Figure contents as structured data
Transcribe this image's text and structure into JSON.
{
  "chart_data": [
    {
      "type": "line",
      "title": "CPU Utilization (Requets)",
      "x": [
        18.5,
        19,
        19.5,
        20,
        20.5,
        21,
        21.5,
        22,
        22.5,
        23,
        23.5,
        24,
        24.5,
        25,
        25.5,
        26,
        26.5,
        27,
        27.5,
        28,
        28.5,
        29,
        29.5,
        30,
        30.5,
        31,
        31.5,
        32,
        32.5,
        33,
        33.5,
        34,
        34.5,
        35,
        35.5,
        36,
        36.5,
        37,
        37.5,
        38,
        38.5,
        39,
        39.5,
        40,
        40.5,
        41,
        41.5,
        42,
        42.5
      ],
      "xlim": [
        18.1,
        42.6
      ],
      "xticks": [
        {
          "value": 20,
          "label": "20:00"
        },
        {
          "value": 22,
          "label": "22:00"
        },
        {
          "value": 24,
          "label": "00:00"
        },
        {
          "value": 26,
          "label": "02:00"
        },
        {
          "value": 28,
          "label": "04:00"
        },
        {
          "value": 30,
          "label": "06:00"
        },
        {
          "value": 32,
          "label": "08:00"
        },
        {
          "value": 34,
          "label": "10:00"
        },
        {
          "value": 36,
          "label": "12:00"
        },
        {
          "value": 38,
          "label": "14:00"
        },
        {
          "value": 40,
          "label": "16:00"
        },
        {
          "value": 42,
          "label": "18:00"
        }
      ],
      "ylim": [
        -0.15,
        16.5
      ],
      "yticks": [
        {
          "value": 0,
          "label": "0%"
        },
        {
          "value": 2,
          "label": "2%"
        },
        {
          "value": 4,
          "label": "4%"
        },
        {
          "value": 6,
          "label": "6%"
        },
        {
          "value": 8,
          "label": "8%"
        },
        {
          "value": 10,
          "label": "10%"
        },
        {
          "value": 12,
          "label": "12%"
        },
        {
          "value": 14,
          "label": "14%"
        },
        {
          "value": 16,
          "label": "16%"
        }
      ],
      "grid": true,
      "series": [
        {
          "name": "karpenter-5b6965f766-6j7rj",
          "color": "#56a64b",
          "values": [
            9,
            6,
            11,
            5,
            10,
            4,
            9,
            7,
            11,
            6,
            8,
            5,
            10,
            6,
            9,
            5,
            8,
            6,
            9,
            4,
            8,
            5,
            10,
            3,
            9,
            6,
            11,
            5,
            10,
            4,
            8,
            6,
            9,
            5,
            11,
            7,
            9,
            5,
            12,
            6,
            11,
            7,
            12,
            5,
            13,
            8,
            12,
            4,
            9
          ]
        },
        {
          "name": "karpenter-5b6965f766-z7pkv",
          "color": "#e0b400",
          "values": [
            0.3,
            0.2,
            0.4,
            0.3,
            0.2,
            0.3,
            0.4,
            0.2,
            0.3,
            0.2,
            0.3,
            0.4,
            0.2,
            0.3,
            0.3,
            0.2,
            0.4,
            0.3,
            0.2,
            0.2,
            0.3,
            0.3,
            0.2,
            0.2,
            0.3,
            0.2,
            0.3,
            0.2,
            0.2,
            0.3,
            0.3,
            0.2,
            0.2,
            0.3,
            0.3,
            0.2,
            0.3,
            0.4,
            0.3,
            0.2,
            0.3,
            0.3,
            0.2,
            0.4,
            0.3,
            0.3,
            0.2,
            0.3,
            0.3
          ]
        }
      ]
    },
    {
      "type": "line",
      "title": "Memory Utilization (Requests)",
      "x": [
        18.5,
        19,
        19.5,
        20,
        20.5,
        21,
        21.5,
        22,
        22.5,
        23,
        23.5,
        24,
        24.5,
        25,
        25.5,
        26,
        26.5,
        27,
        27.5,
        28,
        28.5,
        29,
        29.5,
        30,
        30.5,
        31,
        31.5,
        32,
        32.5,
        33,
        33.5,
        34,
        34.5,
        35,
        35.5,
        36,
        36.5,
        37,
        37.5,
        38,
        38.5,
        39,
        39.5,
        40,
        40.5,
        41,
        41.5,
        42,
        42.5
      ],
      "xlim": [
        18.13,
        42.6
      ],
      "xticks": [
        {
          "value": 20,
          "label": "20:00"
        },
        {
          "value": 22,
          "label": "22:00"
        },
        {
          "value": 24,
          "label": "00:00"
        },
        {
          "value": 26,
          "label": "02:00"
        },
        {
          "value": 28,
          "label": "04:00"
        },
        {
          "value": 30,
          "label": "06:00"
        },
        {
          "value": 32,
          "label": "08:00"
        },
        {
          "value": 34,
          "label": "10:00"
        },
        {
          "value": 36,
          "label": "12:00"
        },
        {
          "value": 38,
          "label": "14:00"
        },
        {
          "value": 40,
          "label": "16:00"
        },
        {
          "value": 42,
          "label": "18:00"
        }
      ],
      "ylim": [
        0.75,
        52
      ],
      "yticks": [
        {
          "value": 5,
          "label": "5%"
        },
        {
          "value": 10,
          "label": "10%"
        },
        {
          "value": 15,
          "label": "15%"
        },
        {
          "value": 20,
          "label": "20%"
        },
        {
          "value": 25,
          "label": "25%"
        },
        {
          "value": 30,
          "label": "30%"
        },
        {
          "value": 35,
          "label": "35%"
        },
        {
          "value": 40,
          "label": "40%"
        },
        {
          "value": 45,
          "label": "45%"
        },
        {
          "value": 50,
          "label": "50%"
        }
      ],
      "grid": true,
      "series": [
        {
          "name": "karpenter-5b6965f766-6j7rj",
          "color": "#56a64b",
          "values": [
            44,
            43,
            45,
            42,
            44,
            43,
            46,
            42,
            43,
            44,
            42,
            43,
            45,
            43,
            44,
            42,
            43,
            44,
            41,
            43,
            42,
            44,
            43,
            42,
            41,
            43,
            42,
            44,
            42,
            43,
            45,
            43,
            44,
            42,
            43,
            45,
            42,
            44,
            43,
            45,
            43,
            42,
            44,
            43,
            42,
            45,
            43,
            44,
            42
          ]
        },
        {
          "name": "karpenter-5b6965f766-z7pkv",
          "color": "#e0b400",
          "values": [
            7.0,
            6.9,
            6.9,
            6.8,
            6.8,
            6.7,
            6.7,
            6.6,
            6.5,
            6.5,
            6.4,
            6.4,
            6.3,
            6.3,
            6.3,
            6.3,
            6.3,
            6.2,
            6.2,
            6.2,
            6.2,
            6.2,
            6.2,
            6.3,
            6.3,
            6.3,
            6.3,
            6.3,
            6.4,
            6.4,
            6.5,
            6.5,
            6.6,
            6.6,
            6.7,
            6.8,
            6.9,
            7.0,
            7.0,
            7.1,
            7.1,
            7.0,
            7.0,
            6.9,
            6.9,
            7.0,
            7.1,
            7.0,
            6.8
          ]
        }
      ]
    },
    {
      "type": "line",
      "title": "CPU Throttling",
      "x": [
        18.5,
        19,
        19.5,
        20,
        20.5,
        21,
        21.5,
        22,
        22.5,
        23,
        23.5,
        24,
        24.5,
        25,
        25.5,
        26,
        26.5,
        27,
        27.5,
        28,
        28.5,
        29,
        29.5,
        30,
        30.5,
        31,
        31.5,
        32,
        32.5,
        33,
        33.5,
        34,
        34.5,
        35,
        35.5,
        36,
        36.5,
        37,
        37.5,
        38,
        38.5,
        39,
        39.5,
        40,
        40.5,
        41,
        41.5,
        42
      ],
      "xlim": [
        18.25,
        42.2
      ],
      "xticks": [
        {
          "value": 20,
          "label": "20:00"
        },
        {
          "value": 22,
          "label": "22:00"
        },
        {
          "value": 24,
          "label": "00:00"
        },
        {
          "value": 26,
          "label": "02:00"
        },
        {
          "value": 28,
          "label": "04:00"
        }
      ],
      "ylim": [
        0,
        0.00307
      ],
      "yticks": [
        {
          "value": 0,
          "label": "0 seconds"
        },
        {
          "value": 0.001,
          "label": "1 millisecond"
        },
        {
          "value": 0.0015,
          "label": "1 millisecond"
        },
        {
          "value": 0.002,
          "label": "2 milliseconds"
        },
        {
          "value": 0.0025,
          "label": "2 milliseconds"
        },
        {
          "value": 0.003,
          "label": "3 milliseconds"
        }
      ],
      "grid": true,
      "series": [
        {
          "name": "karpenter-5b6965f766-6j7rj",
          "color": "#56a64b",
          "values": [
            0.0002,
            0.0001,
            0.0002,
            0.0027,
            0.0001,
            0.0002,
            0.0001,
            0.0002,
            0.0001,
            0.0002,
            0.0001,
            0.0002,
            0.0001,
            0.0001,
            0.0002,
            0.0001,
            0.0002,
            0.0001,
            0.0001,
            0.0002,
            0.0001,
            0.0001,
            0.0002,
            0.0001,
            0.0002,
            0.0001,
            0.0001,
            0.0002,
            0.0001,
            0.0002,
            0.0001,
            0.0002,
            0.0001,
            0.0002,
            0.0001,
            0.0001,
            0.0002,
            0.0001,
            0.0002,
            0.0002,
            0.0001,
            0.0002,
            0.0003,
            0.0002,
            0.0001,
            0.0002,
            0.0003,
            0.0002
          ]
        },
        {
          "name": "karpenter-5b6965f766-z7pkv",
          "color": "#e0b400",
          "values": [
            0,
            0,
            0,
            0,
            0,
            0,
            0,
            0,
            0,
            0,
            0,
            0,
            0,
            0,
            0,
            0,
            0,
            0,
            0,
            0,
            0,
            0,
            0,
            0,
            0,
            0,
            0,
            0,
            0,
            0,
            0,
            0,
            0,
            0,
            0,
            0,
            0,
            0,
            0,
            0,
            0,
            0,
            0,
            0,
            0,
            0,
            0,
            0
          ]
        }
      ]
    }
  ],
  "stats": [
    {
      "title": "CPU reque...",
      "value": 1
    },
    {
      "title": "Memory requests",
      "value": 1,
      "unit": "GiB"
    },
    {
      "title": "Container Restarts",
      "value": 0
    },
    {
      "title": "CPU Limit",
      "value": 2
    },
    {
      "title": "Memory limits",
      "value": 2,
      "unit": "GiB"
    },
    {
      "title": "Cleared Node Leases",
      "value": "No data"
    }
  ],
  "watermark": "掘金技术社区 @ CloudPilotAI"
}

- Prompt
How many of the lines above include the word "Utilization"? Respond with the number alone.

- Result of this task
2